> [PROBLEM DETAILS]: Every entry must be echoed exactly.

[Dataset items]
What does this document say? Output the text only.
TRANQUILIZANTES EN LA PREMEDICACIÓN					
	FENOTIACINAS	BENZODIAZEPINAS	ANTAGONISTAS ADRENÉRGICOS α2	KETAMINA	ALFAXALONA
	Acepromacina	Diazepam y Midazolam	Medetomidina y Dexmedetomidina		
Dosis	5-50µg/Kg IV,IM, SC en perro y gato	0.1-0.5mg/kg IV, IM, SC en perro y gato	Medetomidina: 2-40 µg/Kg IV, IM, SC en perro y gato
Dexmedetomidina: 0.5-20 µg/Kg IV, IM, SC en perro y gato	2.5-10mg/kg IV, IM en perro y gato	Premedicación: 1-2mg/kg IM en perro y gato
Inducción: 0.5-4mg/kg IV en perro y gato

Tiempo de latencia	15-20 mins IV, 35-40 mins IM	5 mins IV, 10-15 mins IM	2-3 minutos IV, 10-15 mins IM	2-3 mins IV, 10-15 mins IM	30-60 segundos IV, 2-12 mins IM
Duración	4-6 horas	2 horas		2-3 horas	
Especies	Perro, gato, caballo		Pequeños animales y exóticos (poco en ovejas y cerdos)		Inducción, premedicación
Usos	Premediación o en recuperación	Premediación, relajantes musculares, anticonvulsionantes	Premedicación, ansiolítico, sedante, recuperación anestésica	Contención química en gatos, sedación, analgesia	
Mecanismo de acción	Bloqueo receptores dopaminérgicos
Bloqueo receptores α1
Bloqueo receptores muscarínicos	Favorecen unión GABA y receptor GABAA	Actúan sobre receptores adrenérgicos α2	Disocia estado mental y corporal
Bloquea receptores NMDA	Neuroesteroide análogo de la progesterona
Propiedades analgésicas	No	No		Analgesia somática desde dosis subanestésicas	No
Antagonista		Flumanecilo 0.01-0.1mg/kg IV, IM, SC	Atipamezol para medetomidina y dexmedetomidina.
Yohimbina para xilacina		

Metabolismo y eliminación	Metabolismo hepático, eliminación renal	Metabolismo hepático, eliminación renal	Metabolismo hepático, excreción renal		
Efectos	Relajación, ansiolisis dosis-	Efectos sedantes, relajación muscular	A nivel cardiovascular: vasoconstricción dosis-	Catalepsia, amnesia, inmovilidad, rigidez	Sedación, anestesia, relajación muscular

> [REPLY]:
What does this document say? Output the text only.
TRANQUILIZANTES EN LA PREMEDICACIÓN					
	FENOTIACINAS	BENZODIAZEPINAS	ANTAGONISTAS ADRENÉRGICOS α2	KETAMINA	ALFAXALONA
	Acepromacina	Diazepam y Midazolam	Medetomidina y Dexmedetomidina		
Dosis	5-50µg/Kg IV,IM, SC en perro y gato	0.1-0.5mg/kg IV, IM, SC en perro y gato	Medetomidina: 2-40 µg/Kg IV, IM, SC en perro y gato
Dexmedetomidina: 0.5-20 µg/Kg IV, IM, SC en perro y gato	2.5-10mg/kg IV, IM en perro y gato	Premedicación: 1-2mg/kg IM en perro y gato
Inducción: 0.5-4mg/kg IV en perro y gato

Tiempo de latencia	15-20 mins IV, 35-40 mins IM	5 mins IV, 10-15 mins IM	2-3 minutos IV, 10-15 mins IM	2-3 mins IV, 10-15 mins IM	30-60 segundos IV, 2-12 mins IM
Duración	4-6 horas	2 horas		2-3 horas	
Especies	Perro, gato, caballo		Pequeños animales y exóticos (poco en ovejas y cerdos)		Inducción, premedicación
Usos	Premediación o en recuperación	Premediación, relajantes musculares, anticonvulsionantes	Premedicación, ansiolítico, sedante, recuperación anestésica	Contención química en gatos, sedación, analgesia	
Mecanismo de acción	Bloqueo receptores dopaminérgicos
Bloqueo receptores α1
Bloqueo receptores muscarínicos	Favorecen unión GABA y receptor GABAA	Actúan sobre receptores adrenérgicos α2	Disocia estado mental y corporal
Bloquea receptores NMDA	Neuroesteroide análogo de la progesterona
Propiedades analgésicas	No	No		Analgesia somática desde dosis subanestésicas	No
Antagonista		Flumanecilo 0.01-0.1mg/kg IV, IM, SC	Atipamezol para medetomidina y dexmedetomidina.
Yohimbina para xilacina		

Metabolismo y eliminación	Metabolismo hepático, eliminación renal	Metabolismo hepático, eliminación renal	Metabolismo hepático, excreción renal		
Efectos	Relajación, ansiolisis dosis-	Efectos sedantes, relajación muscular	A nivel cardiovascular: vasoconstricción dosis-	Catalepsia, amnesia, inmovilidad, rigidez	Sedación, anestesia, relajación muscular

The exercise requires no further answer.